:: PROMPT ::
Determine the count of lines holding the string "icon". Return only the number.

:: MATERIAL FOR THIS EXERCISE ::
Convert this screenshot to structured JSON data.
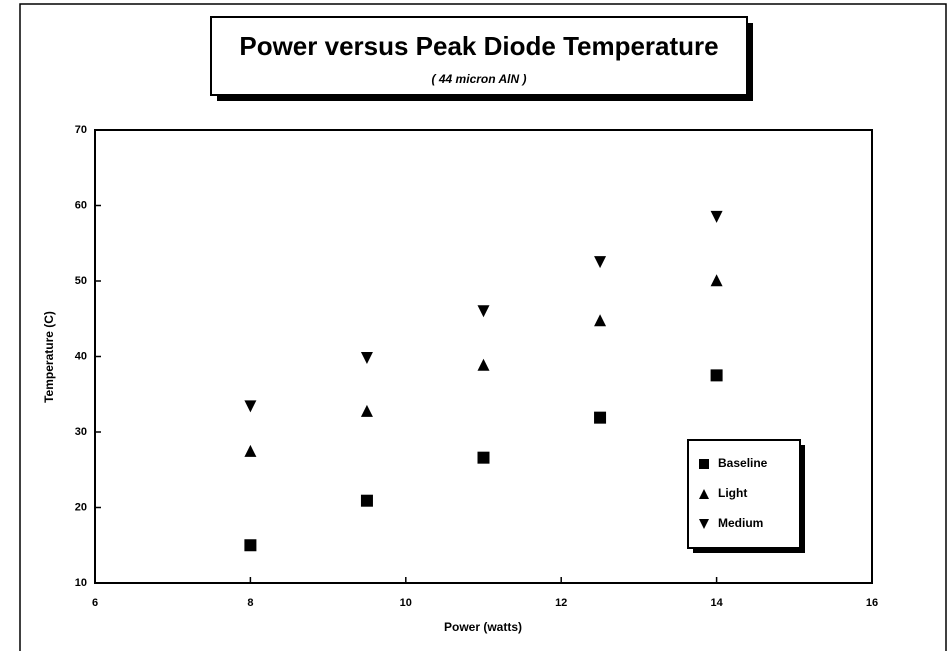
{
  "chart_data": {
    "type": "scatter",
    "title": "Power versus Peak Diode Temperature",
    "subtitle": "( 44 micron AlN )",
    "xlabel": "Power (watts)",
    "ylabel": "Temperature  (C)",
    "x": [
      8,
      9.5,
      11,
      12.5,
      14
    ],
    "series": [
      {
        "name": "Baseline",
        "color": "#000000",
        "marker": "square",
        "values": [
          15.0,
          20.9,
          26.6,
          31.9,
          37.5
        ]
      },
      {
        "name": "Light",
        "color": "#000000",
        "marker": "triangle-up",
        "values": [
          27.5,
          32.8,
          38.9,
          44.8,
          50.1
        ]
      },
      {
        "name": "Medium",
        "color": "#000000",
        "marker": "triangle-down",
        "values": [
          33.4,
          39.8,
          46.0,
          52.5,
          58.5
        ]
      }
    ],
    "xlim": [
      6,
      16
    ],
    "xticks": [
      6,
      8,
      10,
      12,
      14,
      16
    ],
    "ylim": [
      10,
      70
    ],
    "yticks": [
      10,
      20,
      30,
      40,
      50,
      60,
      70
    ],
    "grid": false,
    "legend": "lower right"
  }
}
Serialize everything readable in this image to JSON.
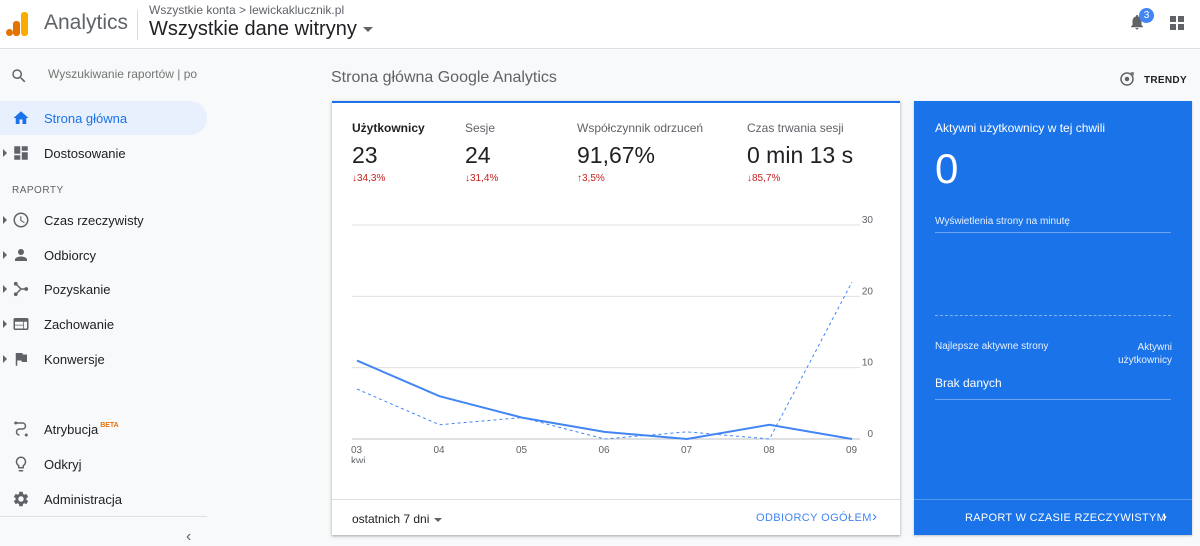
{
  "header": {
    "app_name": "Analytics",
    "breadcrumb_root": "Wszystkie konta",
    "breadcrumb_sep": ">",
    "breadcrumb_account": "lewickakluсznik.pl",
    "property": "Wszystkie dane witryny",
    "notification_count": "3",
    "logo_colors": [
      "#f9ab00",
      "#e37400"
    ]
  },
  "sidebar": {
    "search_placeholder": "Wyszukiwanie raportów | po",
    "items_top": [
      {
        "label": "Strona główna",
        "icon": "home-icon",
        "active": true
      },
      {
        "label": "Dostosowanie",
        "icon": "dashboard-icon",
        "active": false
      }
    ],
    "section_label": "RAPORTY",
    "reports": [
      {
        "label": "Czas rzeczywisty",
        "icon": "clock-icon"
      },
      {
        "label": "Odbiorcy",
        "icon": "person-icon"
      },
      {
        "label": "Pozyskanie",
        "icon": "acquisition-icon"
      },
      {
        "label": "Zachowanie",
        "icon": "behavior-icon"
      },
      {
        "label": "Konwersje",
        "icon": "flag-icon"
      }
    ],
    "bottom": [
      {
        "label": "Atrybucja",
        "badge": "BETA",
        "icon": "attribution-icon"
      },
      {
        "label": "Odkryj",
        "icon": "lightbulb-icon"
      },
      {
        "label": "Administracja",
        "icon": "gear-icon"
      }
    ],
    "collapse_glyph": "‹"
  },
  "main": {
    "title": "Strona główna Google Analytics",
    "trends_label": "TRENDY",
    "accent": "#1a73e8"
  },
  "overview": {
    "metrics": [
      {
        "label": "Użytkownicy",
        "value": "23",
        "delta": "↓34,3%",
        "active": true
      },
      {
        "label": "Sesje",
        "value": "24",
        "delta": "↓31,4%"
      },
      {
        "label": "Współczynnik odrzuceń",
        "value": "91,67%",
        "delta": "↑3,5%"
      },
      {
        "label": "Czas trwania sesji",
        "value": "0 min 13 s",
        "delta": "↓85,7%"
      }
    ],
    "date_range": "ostatnich 7 dni",
    "audience_link": "ODBIORCY OGÓŁEM",
    "link_chevron": "›"
  },
  "chart_data": {
    "type": "line",
    "x": [
      "03",
      "04",
      "05",
      "06",
      "07",
      "08",
      "09"
    ],
    "x_sub_label": "kwi",
    "y_ticks": [
      "0",
      "10",
      "20",
      "30"
    ],
    "ylim": [
      0,
      30
    ],
    "grid": true,
    "series": [
      {
        "values": [
          11,
          6,
          3,
          1,
          0,
          2,
          0
        ],
        "style": "solid",
        "color": "#4285f4"
      },
      {
        "values": [
          7,
          2,
          3,
          0,
          1,
          0,
          22
        ],
        "style": "dashed",
        "color": "#4285f4"
      }
    ]
  },
  "realtime": {
    "title": "Aktywni użytkownicy w tej chwili",
    "count": "0",
    "pageviews_label": "Wyświetlenia strony na minutę",
    "top_pages_label": "Najlepsze aktywne strony",
    "active_users_label": "Aktywni użytkownicy",
    "no_data": "Brak danych",
    "link": "RAPORT W CZASIE RZECZYWISTYM",
    "link_chevron": "›",
    "bg_color": "#1a73e8"
  }
}
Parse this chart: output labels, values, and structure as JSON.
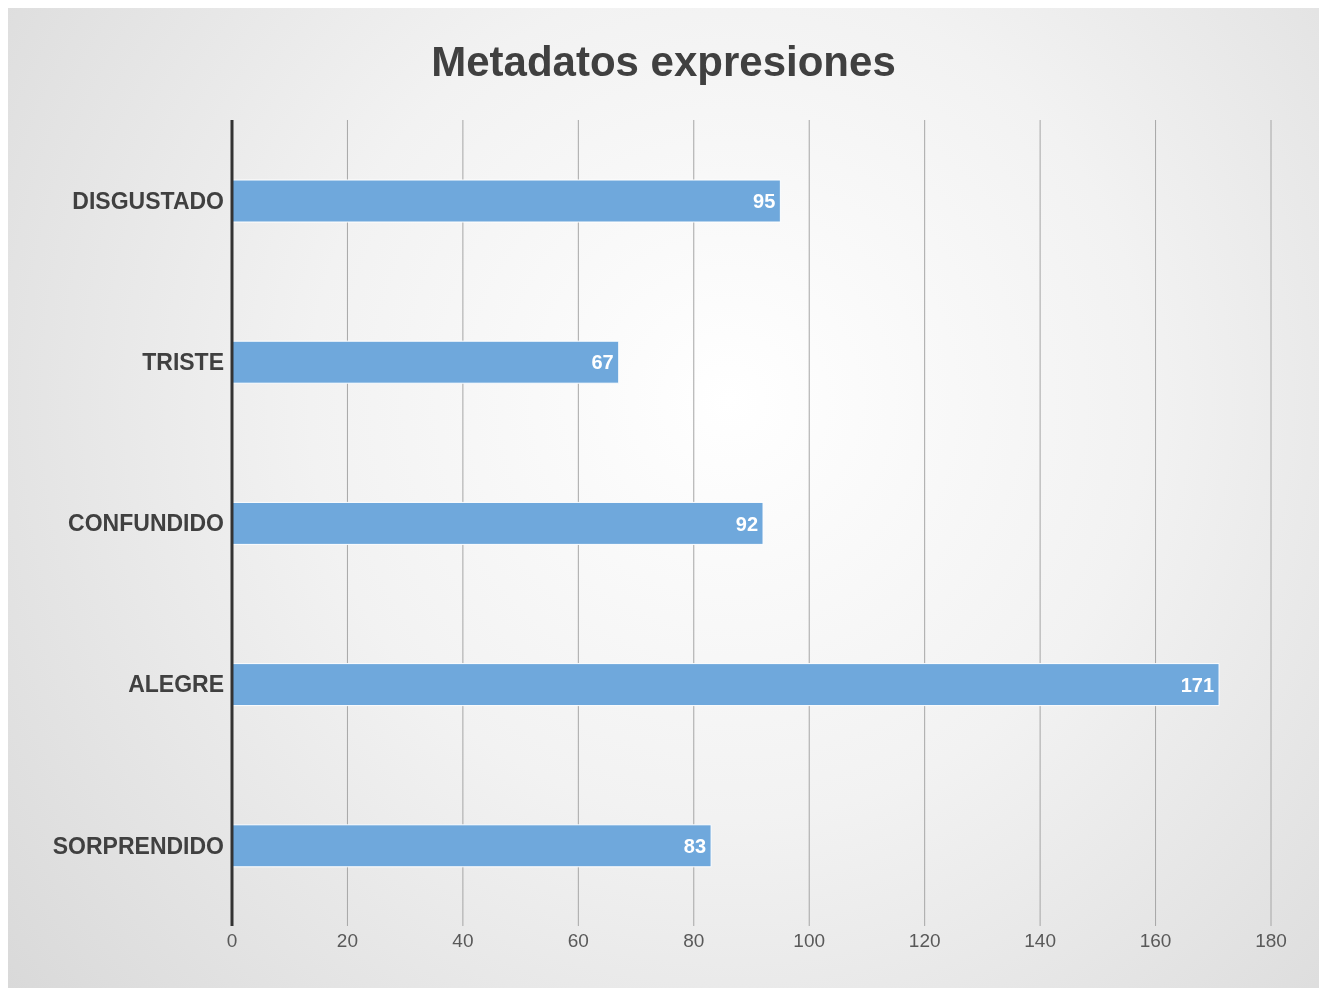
{
  "chart_data": {
    "type": "bar",
    "title": "Metadatos expresiones",
    "orientation": "horizontal",
    "categories": [
      "DISGUSTADO",
      "TRISTE",
      "CONFUNDIDO",
      "ALEGRE",
      "SORPRENDIDO"
    ],
    "values": [
      95,
      67,
      92,
      171,
      83
    ],
    "color": "#6fa8dc",
    "xlim": [
      0,
      180
    ],
    "xticks": [
      0,
      20,
      40,
      60,
      80,
      100,
      120,
      140,
      160,
      180
    ],
    "grid": "x",
    "data_labels": true
  }
}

:: FINAL ANSWER ::
10